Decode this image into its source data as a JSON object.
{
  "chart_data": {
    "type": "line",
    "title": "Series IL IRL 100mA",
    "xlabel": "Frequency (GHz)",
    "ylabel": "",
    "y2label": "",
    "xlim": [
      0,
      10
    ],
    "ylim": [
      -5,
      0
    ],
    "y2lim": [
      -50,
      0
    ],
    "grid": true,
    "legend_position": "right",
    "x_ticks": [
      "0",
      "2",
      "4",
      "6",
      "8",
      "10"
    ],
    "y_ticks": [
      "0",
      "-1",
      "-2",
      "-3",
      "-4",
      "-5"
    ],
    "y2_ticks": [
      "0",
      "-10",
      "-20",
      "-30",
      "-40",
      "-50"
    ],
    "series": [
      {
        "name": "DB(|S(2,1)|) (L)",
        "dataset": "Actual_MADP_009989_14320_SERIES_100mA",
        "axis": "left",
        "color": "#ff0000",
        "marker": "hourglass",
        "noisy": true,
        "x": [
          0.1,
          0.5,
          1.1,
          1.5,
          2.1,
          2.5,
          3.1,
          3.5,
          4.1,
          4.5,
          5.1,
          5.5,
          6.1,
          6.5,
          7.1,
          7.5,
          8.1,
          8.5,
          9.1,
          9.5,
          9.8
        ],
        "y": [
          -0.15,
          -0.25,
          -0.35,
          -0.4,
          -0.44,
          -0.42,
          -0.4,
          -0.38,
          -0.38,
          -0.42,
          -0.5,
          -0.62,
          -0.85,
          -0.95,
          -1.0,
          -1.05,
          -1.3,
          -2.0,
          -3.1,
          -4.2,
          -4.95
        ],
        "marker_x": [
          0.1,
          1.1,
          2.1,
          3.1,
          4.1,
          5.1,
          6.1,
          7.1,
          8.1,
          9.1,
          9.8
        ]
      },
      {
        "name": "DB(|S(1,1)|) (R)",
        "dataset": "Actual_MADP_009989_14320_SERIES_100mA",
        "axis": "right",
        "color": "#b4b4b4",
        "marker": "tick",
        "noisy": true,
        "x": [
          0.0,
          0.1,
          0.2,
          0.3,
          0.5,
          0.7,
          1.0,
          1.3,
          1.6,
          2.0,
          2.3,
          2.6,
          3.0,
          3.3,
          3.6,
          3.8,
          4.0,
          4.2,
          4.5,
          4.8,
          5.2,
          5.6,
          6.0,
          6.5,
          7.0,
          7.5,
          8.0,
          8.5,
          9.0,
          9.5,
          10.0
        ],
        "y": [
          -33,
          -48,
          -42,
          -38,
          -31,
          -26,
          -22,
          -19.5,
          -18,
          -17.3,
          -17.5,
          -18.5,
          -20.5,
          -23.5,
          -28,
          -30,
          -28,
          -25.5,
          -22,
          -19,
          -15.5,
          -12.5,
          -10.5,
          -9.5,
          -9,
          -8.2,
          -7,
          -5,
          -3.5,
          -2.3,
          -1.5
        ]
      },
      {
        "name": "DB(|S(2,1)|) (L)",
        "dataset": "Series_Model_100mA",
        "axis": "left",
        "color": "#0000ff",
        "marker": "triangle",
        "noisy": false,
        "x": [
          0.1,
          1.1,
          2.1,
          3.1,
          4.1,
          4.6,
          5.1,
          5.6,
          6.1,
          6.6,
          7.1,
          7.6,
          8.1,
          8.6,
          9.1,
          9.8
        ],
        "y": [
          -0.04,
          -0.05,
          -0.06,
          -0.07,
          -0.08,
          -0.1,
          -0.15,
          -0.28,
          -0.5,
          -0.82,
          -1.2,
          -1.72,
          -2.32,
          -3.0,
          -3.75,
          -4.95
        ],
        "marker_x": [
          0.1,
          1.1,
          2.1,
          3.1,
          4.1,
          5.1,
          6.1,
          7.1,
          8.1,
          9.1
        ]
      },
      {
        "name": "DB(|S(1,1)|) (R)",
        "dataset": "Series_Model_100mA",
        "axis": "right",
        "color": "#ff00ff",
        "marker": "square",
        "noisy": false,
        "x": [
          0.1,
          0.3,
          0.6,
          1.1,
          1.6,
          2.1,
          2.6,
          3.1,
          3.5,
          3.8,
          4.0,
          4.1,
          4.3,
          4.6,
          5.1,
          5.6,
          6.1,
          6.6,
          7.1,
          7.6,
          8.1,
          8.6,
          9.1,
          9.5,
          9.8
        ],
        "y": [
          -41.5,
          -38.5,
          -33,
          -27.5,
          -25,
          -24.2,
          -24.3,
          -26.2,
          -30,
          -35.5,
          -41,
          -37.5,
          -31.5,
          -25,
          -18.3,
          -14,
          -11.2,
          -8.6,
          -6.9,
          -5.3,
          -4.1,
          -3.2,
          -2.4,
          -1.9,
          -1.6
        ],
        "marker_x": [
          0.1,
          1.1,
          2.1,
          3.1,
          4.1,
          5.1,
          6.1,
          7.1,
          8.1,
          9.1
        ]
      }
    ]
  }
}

-=-=-=-=-

**What you are asked to do:** Go through the records and pull out each line that includes the word "color".

**Output:**
        "color": "#ff0000",
        "color": "#b4b4b4",
        "color": "#0000ff",
        "color": "#ff00ff",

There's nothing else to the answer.